start ENTRIES

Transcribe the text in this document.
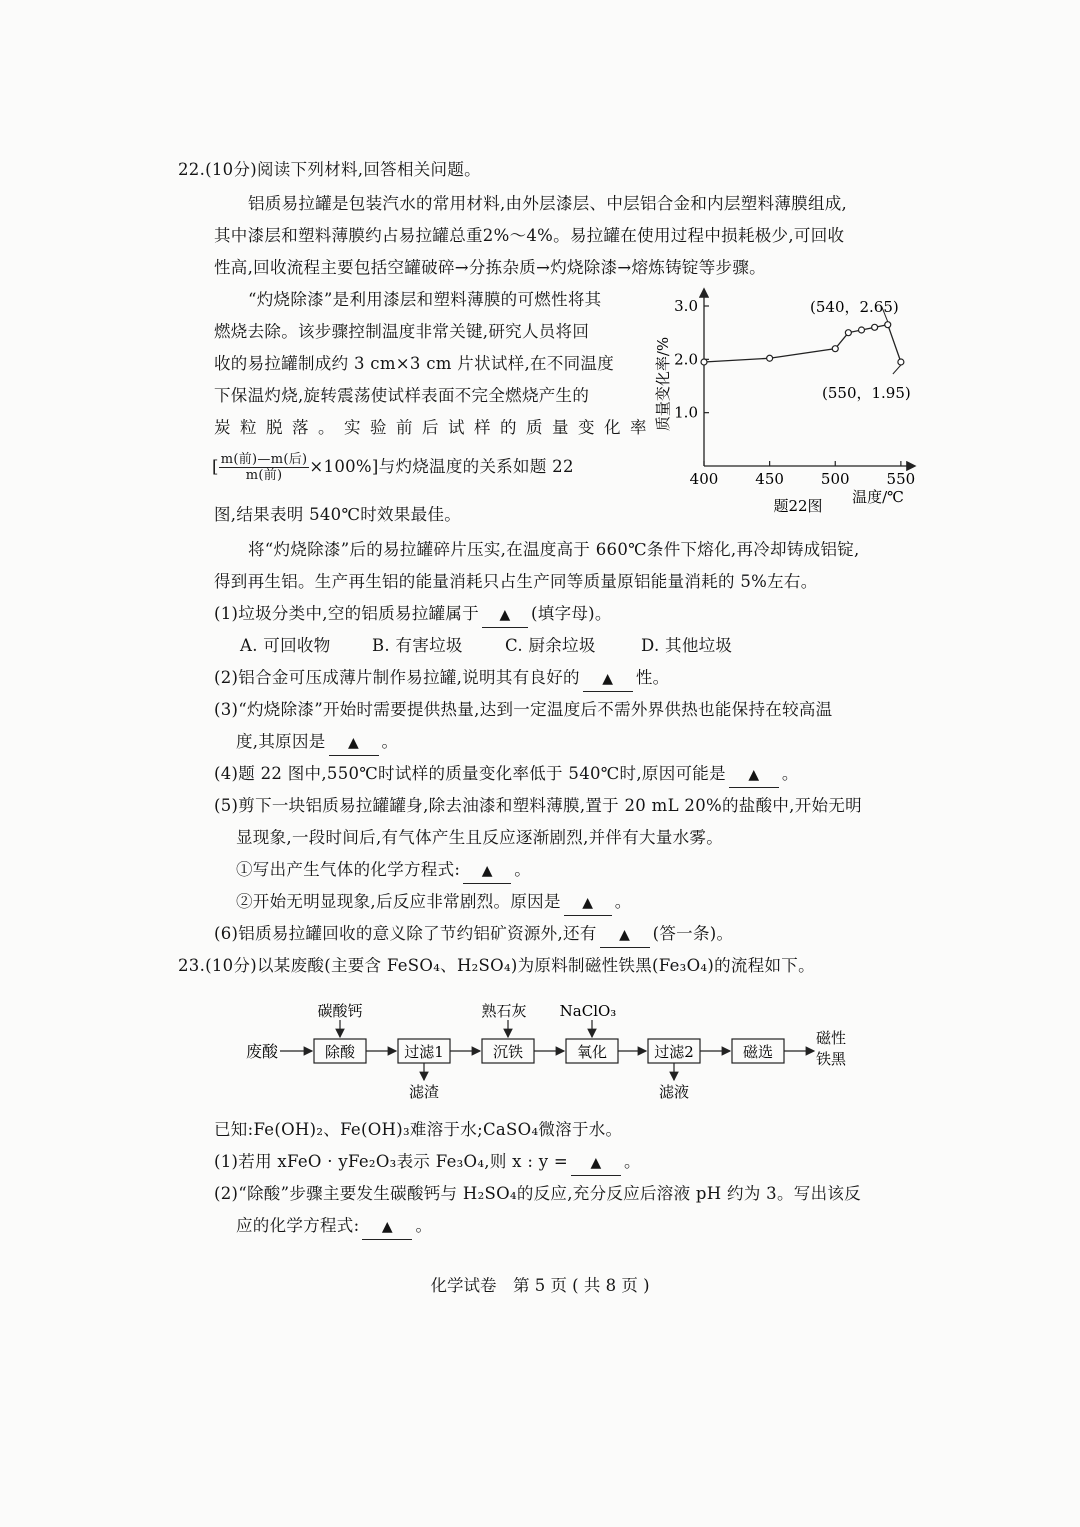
22.(10分)阅读下列材料,回答相关问题。
铝质易拉罐是包装汽水的常用材料,由外层漆层、中层铝合金和内层塑料薄膜组成,
其中漆层和塑料薄膜约占易拉罐总重2%～4%。易拉罐在使用过程中损耗极少,可回收
性高,回收流程主要包括空罐破碎→分拣杂质→灼烧除漆→熔炼铸锭等步骤。
“灼烧除漆”是利用漆层和塑料薄膜的可燃性将其
燃烧去除。该步骤控制温度非常关键,研究人员将回
收的易拉罐制成约 3 cm×3 cm 片状试样,在不同温度
下保温灼烧,旋转震荡使试样表面不完全燃烧产生的
炭粒脱落。实验前后试样的质量变化率
[ $\frac{\text{m(前)—m(后)}}{\text{m(前)}} \times 100\%$]与灼烧温度的关系如题 22
图,结果表明 540℃时效果最佳。
质量变化率/%
温度/℃
题22图
400 450 500 550
1.0
2.0
3.0	(540，2.65)
(550，1.95)
将“灼烧除漆”后的易拉罐碎片压实,在温度高于 660℃条件下熔化,再冷却铸成铝锭,
得到再生铝。生产再生铝的能量消耗只占生产同等质量原铝能量消耗的 5%左右。
(1)垃圾分类中,空的铝质易拉罐属于 ▲ (填字母)。
A. 可回收物	B. 有害垃圾	C. 厨余垃圾	D. 其他垃圾
(2)铝合金可压成薄片制作易拉罐,说明其有良好的 ▲ 性。
(3)“灼烧除漆”开始时需要提供热量,达到一定温度后不需外界供热也能保持在较高温
度,其原因是 ▲ 。
(4)题 22 图中,550℃时试样的质量变化率低于 540℃时,原因可能是 ▲ 。
(5)剪下一块铝质易拉罐罐身,除去油漆和塑料薄膜,置于 20 mL 20%的盐酸中,开始无明
显现象,一段时间后,有气体产生且反应逐渐剧烈,并伴有大量水雾。
①写出产生气体的化学方程式: ▲ 。
②开始无明显现象,后反应非常剧烈。原因是 ▲ 。
(6)铝质易拉罐回收的意义除了节约铝矿资源外,还有 ▲ (答一条)。
23.(10分)以某废酸(主要含 FeSO₄、H₂SO₄)为原料制磁性铁黑(Fe₃O₄)的流程如下。
废酸	除酸
碳酸钙
过滤1
滤渣
沉铁
熟石灰
氧化
NaClO₃
过滤2
滤液
磁选
磁性
铁黑
已知:Fe(OH)₂、Fe(OH)₃难溶于水;CaSO₄微溶于水。
(1)若用 xFeO · yFe₂O₃表示 Fe₃O₄,则 x : y = ▲ 。
(2)“除酸”步骤主要发生碳酸钙与 H₂SO₄的反应,充分反应后溶液 pH 约为 3。写出该反
应的化学方程式: ▲ 。
化学试卷　第 5 页 ( 共 8 页 )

end ENTRIES

WHAT IS EXPECTED >>
Drop the pictures and reproduce the rest of the entries above exactly.

THE SOLUTION >>
Transcribe the text in this document.
22.(10分)阅读下列材料,回答相关问题。
铝质易拉罐是包装汽水的常用材料,由外层漆层、中层铝合金和内层塑料薄膜组成,
其中漆层和塑料薄膜约占易拉罐总重2%～4%。易拉罐在使用过程中损耗极少,可回收
性高,回收流程主要包括空罐破碎→分拣杂质→灼烧除漆→熔炼铸锭等步骤。
“灼烧除漆”是利用漆层和塑料薄膜的可燃性将其
燃烧去除。该步骤控制温度非常关键,研究人员将回
收的易拉罐制成约 3 cm×3 cm 片状试样,在不同温度
下保温灼烧,旋转震荡使试样表面不完全燃烧产生的
炭粒脱落。实验前后试样的质量变化率
[ $\frac{\text{m(前)—m(后)}}{\text{m(前)}} \times 100\%$]与灼烧温度的关系如题 22
图,结果表明 540℃时效果最佳。
质量变化率/%
温度/℃
题22图
400 450 500 550
1.0
2.0
3.0	(540，2.65)
(550，1.95)
将“灼烧除漆”后的易拉罐碎片压实,在温度高于 660℃条件下熔化,再冷却铸成铝锭,
得到再生铝。生产再生铝的能量消耗只占生产同等质量原铝能量消耗的 5%左右。
(1)垃圾分类中,空的铝质易拉罐属于 ▲ (填字母)。
A. 可回收物	B. 有害垃圾	C. 厨余垃圾	D. 其他垃圾
(2)铝合金可压成薄片制作易拉罐,说明其有良好的 ▲ 性。
(3)“灼烧除漆”开始时需要提供热量,达到一定温度后不需外界供热也能保持在较高温
度,其原因是 ▲ 。
(4)题 22 图中,550℃时试样的质量变化率低于 540℃时,原因可能是 ▲ 。
(5)剪下一块铝质易拉罐罐身,除去油漆和塑料薄膜,置于 20 mL 20%的盐酸中,开始无明
显现象,一段时间后,有气体产生且反应逐渐剧烈,并伴有大量水雾。
①写出产生气体的化学方程式: ▲ 。
②开始无明显现象,后反应非常剧烈。原因是 ▲ 。
(6)铝质易拉罐回收的意义除了节约铝矿资源外,还有 ▲ (答一条)。
23.(10分)以某废酸(主要含 FeSO₄、H₂SO₄)为原料制磁性铁黑(Fe₃O₄)的流程如下。
废酸	除酸
碳酸钙
过滤1
滤渣
沉铁
熟石灰
氧化
NaClO₃
过滤2
滤液
磁选
磁性
铁黑
已知:Fe(OH)₂、Fe(OH)₃难溶于水;CaSO₄微溶于水。
(1)若用 xFeO · yFe₂O₃表示 Fe₃O₄,则 x : y = ▲ 。
(2)“除酸”步骤主要发生碳酸钙与 H₂SO₄的反应,充分反应后溶液 pH 约为 3。写出该反
应的化学方程式: ▲ 。
化学试卷　第 5 页 ( 共 8 页 )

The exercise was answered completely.